WRITTEN EXERCISE: In the records that follow, locate every line with "title" and extract it.

RECORDED DATA:
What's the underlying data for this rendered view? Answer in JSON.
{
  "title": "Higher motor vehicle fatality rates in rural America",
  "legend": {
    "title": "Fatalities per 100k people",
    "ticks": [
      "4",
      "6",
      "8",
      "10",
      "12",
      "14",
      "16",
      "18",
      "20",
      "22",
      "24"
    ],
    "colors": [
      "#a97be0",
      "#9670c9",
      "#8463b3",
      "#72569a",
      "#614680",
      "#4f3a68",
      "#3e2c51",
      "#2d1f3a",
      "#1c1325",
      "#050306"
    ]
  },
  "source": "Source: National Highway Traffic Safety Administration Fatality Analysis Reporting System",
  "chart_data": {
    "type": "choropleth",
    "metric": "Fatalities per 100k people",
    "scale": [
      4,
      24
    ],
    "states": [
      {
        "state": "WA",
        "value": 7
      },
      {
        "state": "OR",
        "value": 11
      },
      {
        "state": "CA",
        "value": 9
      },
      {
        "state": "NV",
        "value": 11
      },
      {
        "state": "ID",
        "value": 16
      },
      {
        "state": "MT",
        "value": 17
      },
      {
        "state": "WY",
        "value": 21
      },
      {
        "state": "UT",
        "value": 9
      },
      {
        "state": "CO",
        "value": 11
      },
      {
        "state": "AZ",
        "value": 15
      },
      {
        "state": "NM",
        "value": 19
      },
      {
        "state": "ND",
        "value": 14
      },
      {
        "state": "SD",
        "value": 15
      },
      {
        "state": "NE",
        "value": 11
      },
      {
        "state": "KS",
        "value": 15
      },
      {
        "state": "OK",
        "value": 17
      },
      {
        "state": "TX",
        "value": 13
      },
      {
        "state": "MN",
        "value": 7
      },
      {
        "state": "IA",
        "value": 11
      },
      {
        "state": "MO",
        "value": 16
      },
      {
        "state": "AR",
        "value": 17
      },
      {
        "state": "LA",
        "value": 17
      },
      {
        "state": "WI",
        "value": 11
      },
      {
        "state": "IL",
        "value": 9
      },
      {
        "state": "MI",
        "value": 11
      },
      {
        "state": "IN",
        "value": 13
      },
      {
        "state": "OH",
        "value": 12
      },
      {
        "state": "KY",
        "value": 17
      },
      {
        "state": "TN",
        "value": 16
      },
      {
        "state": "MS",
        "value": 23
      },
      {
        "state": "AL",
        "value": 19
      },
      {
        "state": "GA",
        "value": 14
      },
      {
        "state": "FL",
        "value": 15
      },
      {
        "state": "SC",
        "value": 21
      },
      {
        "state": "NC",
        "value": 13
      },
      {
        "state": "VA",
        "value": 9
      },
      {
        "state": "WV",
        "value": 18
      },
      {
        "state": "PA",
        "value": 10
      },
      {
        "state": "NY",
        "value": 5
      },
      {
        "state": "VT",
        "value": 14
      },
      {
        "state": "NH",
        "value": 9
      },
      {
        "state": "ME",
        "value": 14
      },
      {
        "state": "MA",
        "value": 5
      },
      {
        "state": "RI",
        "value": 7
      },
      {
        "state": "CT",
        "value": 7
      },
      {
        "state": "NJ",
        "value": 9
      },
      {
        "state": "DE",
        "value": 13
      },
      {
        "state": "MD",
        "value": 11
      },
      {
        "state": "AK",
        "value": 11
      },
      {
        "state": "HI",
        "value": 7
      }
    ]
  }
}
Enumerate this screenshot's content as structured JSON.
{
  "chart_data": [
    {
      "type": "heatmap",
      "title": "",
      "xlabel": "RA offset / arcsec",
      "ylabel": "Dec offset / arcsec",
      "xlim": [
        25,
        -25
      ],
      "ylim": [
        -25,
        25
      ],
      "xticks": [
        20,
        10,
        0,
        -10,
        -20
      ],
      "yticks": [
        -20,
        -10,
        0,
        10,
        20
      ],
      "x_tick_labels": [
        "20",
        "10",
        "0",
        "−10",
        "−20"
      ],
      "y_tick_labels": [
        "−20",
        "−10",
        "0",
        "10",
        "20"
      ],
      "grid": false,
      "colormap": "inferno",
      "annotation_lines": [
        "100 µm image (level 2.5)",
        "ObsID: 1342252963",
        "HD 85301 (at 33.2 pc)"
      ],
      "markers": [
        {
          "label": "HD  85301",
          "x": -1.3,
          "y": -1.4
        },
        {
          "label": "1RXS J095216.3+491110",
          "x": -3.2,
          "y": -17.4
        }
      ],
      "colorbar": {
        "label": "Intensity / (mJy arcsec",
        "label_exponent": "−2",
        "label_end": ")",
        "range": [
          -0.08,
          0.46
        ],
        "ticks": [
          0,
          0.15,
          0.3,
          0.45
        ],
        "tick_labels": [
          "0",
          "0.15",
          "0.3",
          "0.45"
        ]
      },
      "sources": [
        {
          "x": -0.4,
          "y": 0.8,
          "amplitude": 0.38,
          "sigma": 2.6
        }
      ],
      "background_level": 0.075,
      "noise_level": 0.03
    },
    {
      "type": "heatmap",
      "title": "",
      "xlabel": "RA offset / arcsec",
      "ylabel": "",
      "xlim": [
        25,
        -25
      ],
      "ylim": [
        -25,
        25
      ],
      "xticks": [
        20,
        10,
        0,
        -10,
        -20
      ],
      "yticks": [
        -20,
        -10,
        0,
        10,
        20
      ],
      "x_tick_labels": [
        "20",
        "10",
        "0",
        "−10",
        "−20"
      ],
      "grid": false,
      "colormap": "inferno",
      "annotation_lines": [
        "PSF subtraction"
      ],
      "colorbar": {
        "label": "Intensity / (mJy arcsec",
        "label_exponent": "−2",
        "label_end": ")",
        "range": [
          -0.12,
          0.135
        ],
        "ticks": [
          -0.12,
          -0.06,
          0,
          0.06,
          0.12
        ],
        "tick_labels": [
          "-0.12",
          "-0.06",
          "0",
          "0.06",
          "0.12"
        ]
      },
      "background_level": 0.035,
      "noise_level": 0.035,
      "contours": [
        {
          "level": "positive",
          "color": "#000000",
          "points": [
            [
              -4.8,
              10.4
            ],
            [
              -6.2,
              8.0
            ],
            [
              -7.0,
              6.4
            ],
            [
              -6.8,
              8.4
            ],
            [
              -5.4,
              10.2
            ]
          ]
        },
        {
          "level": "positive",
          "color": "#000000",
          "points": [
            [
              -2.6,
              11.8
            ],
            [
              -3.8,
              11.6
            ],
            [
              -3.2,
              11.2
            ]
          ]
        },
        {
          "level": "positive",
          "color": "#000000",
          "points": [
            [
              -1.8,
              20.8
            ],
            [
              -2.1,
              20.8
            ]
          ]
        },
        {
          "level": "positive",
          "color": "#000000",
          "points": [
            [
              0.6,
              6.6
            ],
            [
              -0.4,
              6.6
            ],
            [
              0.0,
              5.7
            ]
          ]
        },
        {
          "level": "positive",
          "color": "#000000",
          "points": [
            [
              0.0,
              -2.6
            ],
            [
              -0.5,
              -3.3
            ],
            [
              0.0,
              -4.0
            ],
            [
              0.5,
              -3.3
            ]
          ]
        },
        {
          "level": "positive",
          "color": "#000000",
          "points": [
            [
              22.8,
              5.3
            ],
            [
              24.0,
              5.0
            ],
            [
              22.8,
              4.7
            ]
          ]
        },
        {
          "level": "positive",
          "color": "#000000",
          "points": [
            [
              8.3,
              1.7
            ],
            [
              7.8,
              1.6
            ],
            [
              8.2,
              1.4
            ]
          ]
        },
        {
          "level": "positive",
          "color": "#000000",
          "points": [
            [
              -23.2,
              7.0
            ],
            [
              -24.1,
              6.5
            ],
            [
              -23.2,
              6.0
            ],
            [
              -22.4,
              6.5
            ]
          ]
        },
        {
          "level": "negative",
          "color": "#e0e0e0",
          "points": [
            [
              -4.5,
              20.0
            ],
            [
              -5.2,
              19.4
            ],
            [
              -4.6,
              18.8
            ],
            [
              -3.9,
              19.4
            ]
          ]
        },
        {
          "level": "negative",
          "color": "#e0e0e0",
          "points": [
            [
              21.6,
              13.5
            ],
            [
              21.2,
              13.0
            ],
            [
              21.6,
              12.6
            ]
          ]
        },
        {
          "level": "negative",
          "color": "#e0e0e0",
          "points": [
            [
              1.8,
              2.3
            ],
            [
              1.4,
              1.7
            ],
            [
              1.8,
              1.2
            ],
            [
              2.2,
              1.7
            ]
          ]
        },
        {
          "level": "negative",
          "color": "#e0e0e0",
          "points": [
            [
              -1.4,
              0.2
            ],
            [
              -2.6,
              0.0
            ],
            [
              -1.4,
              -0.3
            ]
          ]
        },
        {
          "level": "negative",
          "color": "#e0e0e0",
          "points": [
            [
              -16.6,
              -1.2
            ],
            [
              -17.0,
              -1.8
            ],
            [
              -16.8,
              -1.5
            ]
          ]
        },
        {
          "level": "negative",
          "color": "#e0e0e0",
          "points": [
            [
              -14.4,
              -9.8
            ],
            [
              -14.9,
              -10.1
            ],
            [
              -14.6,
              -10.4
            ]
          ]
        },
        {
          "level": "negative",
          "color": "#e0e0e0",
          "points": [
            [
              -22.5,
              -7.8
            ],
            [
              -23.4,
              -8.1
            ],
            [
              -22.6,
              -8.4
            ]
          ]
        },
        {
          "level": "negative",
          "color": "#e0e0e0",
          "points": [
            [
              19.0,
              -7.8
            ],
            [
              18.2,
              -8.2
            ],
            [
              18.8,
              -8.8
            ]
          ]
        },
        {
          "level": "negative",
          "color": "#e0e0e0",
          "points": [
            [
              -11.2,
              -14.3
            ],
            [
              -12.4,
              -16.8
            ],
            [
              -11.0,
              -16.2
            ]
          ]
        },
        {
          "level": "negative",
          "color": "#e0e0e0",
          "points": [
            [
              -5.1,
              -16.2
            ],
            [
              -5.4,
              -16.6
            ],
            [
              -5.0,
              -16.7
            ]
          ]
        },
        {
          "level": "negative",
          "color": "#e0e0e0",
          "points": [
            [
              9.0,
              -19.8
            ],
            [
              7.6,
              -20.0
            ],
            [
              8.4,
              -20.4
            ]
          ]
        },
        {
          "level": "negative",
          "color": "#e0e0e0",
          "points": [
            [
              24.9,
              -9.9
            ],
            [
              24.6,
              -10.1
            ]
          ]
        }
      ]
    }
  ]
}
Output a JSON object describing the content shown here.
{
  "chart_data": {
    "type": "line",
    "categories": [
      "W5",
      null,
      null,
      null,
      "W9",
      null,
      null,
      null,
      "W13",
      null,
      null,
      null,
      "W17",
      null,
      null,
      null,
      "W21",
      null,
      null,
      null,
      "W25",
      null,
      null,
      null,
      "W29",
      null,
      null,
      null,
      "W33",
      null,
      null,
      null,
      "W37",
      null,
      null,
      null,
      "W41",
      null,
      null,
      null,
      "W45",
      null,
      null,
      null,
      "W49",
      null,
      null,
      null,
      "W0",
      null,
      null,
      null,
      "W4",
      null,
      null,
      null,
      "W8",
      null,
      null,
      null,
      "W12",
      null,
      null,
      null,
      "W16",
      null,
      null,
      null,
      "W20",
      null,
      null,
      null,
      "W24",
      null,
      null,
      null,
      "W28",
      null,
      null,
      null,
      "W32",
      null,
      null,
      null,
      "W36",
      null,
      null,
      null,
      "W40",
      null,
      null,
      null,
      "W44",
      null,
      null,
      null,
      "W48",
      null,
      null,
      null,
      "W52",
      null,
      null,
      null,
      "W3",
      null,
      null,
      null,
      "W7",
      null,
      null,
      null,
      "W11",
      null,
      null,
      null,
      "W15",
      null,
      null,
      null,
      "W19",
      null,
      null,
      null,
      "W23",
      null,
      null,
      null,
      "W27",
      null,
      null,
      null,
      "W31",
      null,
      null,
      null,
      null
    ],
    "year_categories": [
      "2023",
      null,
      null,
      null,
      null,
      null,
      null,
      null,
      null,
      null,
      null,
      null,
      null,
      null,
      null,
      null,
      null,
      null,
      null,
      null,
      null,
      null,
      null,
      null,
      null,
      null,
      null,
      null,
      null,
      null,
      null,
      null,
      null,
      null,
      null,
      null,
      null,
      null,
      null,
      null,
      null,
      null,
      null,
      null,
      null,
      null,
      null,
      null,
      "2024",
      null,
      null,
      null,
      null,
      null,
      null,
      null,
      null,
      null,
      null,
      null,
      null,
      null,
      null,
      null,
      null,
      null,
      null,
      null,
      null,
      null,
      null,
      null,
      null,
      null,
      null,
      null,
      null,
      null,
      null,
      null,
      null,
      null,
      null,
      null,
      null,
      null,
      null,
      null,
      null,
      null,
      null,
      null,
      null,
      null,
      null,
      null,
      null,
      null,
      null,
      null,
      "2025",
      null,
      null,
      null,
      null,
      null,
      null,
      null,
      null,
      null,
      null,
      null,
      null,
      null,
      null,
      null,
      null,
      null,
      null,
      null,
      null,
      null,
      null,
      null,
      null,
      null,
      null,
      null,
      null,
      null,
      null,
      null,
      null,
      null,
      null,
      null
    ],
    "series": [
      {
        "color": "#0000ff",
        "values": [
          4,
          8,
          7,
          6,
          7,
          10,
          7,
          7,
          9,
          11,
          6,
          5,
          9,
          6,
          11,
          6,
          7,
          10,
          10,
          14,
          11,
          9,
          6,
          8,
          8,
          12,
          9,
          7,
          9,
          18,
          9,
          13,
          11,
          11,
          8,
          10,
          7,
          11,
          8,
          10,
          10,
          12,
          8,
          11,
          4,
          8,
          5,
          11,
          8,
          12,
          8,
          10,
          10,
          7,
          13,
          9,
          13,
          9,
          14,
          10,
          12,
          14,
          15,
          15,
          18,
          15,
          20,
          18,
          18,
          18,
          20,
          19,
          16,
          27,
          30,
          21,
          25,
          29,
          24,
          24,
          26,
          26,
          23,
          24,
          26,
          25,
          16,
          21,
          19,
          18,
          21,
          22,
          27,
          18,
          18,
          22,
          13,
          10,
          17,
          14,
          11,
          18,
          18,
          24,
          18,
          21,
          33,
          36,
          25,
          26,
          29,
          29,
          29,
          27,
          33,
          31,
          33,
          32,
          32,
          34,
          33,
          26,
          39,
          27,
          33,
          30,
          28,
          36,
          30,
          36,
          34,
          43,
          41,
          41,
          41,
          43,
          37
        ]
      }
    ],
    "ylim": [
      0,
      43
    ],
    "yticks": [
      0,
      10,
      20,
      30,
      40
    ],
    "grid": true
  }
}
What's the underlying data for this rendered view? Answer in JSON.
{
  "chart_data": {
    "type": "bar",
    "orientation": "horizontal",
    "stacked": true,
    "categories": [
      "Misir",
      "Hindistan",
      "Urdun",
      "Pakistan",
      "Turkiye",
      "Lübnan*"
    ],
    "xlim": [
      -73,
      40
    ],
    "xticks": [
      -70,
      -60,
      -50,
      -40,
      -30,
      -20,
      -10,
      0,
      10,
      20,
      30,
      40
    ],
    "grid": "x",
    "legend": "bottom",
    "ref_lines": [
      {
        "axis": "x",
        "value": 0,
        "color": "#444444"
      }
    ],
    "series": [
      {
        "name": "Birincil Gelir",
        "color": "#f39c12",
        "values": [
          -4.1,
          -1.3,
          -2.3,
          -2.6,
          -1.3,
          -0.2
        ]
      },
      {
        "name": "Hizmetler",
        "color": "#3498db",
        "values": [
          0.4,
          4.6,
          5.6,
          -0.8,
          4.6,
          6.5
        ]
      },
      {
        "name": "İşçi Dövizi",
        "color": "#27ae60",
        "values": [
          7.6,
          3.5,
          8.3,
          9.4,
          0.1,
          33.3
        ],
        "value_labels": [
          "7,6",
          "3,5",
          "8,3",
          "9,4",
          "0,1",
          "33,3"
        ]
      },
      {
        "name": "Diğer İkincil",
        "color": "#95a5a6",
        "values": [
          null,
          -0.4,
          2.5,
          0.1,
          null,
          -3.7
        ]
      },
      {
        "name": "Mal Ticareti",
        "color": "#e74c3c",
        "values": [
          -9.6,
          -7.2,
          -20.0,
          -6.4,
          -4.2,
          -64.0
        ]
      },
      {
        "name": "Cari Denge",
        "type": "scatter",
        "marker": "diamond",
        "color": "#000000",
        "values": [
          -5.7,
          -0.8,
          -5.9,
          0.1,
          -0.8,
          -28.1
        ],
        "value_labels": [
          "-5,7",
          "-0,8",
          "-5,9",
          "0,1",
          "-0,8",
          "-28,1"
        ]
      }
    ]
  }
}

RESULT BELOW:
  "title": "Higher motor vehicle fatality rates in rural America",
    "title": "Fatalities per 100k people",
      "title": "",
      "title": "",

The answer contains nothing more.